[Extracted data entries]
::::::::::

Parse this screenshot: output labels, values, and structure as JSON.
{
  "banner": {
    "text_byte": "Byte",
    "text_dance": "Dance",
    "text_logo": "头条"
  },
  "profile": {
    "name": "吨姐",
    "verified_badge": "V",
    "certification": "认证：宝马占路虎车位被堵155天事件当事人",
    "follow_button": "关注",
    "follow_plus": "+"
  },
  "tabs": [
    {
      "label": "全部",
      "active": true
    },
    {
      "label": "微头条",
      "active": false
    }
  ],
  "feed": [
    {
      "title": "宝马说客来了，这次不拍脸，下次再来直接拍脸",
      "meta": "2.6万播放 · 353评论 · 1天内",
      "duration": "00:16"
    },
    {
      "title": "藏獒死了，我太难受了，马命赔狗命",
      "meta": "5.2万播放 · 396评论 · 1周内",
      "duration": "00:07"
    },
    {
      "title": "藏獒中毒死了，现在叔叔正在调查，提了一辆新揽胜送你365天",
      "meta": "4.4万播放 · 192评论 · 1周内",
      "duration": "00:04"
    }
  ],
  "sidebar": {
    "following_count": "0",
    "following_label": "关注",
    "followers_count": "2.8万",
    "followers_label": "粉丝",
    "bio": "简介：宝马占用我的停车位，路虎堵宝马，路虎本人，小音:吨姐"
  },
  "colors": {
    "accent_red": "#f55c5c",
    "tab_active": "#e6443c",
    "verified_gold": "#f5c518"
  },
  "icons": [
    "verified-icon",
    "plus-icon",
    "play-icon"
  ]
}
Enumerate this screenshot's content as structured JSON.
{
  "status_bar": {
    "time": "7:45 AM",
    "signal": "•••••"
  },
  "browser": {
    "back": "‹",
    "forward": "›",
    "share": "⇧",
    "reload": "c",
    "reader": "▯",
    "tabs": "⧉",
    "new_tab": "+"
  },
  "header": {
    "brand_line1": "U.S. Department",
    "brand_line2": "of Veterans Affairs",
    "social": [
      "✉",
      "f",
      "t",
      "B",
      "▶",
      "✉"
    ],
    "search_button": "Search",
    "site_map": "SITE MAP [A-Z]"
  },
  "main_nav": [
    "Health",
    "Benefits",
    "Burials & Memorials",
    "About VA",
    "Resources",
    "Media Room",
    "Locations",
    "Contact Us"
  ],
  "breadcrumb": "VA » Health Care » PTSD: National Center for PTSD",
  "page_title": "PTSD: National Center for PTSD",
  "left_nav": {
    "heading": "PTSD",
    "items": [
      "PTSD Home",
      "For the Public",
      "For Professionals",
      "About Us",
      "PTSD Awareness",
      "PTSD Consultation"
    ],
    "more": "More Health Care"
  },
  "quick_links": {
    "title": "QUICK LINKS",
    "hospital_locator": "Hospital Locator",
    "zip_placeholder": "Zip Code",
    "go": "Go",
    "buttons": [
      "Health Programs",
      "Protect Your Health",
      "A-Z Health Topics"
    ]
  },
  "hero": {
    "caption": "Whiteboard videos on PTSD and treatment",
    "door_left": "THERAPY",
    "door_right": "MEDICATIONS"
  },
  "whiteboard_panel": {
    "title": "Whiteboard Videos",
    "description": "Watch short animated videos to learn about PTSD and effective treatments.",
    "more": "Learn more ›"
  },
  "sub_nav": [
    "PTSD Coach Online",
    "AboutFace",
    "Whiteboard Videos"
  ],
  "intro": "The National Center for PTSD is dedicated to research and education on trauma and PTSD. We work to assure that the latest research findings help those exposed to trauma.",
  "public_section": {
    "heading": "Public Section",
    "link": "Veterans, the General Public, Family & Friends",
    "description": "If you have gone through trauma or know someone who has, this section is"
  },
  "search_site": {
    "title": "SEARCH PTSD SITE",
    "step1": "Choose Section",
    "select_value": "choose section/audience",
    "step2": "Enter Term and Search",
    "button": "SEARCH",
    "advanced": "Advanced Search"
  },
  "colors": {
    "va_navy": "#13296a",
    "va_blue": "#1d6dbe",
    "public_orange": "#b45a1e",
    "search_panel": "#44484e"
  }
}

::::::::::

The exercise: Reproduce the listing in full. Keep it exactly as written.

Result for this task:
Parse this screenshot: output labels, values, and structure as JSON.
{
  "banner": {
    "text_byte": "Byte",
    "text_dance": "Dance",
    "text_logo": "头条"
  },
  "profile": {
    "name": "吨姐",
    "verified_badge": "V",
    "certification": "认证：宝马占路虎车位被堵155天事件当事人",
    "follow_button": "关注",
    "follow_plus": "+"
  },
  "tabs": [
    {
      "label": "全部",
      "active": true
    },
    {
      "label": "微头条",
      "active": false
    }
  ],
  "feed": [
    {
      "title": "宝马说客来了，这次不拍脸，下次再来直接拍脸",
      "meta": "2.6万播放 · 353评论 · 1天内",
      "duration": "00:16"
    },
    {
      "title": "藏獒死了，我太难受了，马命赔狗命",
      "meta": "5.2万播放 · 396评论 · 1周内",
      "duration": "00:07"
    },
    {
      "title": "藏獒中毒死了，现在叔叔正在调查，提了一辆新揽胜送你365天",
      "meta": "4.4万播放 · 192评论 · 1周内",
      "duration": "00:04"
    }
  ],
  "sidebar": {
    "following_count": "0",
    "following_label": "关注",
    "followers_count": "2.8万",
    "followers_label": "粉丝",
    "bio": "简介：宝马占用我的停车位，路虎堵宝马，路虎本人，小音:吨姐"
  },
  "colors": {
    "accent_red": "#f55c5c",
    "tab_active": "#e6443c",
    "verified_gold": "#f5c518"
  },
  "icons": [
    "verified-icon",
    "plus-icon",
    "play-icon"
  ]
}
Enumerate this screenshot's content as structured JSON.
{
  "status_bar": {
    "time": "7:45 AM",
    "signal": "•••••"
  },
  "browser": {
    "back": "‹",
    "forward": "›",
    "share": "⇧",
    "reload": "c",
    "reader": "▯",
    "tabs": "⧉",
    "new_tab": "+"
  },
  "header": {
    "brand_line1": "U.S. Department",
    "brand_line2": "of Veterans Affairs",
    "social": [
      "✉",
      "f",
      "t",
      "B",
      "▶",
      "✉"
    ],
    "search_button": "Search",
    "site_map": "SITE MAP [A-Z]"
  },
  "main_nav": [
    "Health",
    "Benefits",
    "Burials & Memorials",
    "About VA",
    "Resources",
    "Media Room",
    "Locations",
    "Contact Us"
  ],
  "breadcrumb": "VA » Health Care » PTSD: National Center for PTSD",
  "page_title": "PTSD: National Center for PTSD",
  "left_nav": {
    "heading": "PTSD",
    "items": [
      "PTSD Home",
      "For the Public",
      "For Professionals",
      "About Us",
      "PTSD Awareness",
      "PTSD Consultation"
    ],
    "more": "More Health Care"
  },
  "quick_links": {
    "title": "QUICK LINKS",
    "hospital_locator": "Hospital Locator",
    "zip_placeholder": "Zip Code",
    "go": "Go",
    "buttons": [
      "Health Programs",
      "Protect Your Health",
      "A-Z Health Topics"
    ]
  },
  "hero": {
    "caption": "Whiteboard videos on PTSD and treatment",
    "door_left": "THERAPY",
    "door_right": "MEDICATIONS"
  },
  "whiteboard_panel": {
    "title": "Whiteboard Videos",
    "description": "Watch short animated videos to learn about PTSD and effective treatments.",
    "more": "Learn more ›"
  },
  "sub_nav": [
    "PTSD Coach Online",
    "AboutFace",
    "Whiteboard Videos"
  ],
  "intro": "The National Center for PTSD is dedicated to research and education on trauma and PTSD. We work to assure that the latest research findings help those exposed to trauma.",
  "public_section": {
    "heading": "Public Section",
    "link": "Veterans, the General Public, Family & Friends",
    "description": "If you have gone through trauma or know someone who has, this section is"
  },
  "search_site": {
    "title": "SEARCH PTSD SITE",
    "step1": "Choose Section",
    "select_value": "choose section/audience",
    "step2": "Enter Term and Search",
    "button": "SEARCH",
    "advanced": "Advanced Search"
  },
  "colors": {
    "va_navy": "#13296a",
    "va_blue": "#1d6dbe",
    "public_orange": "#b45a1e",
    "search_panel": "#44484e"
  }
}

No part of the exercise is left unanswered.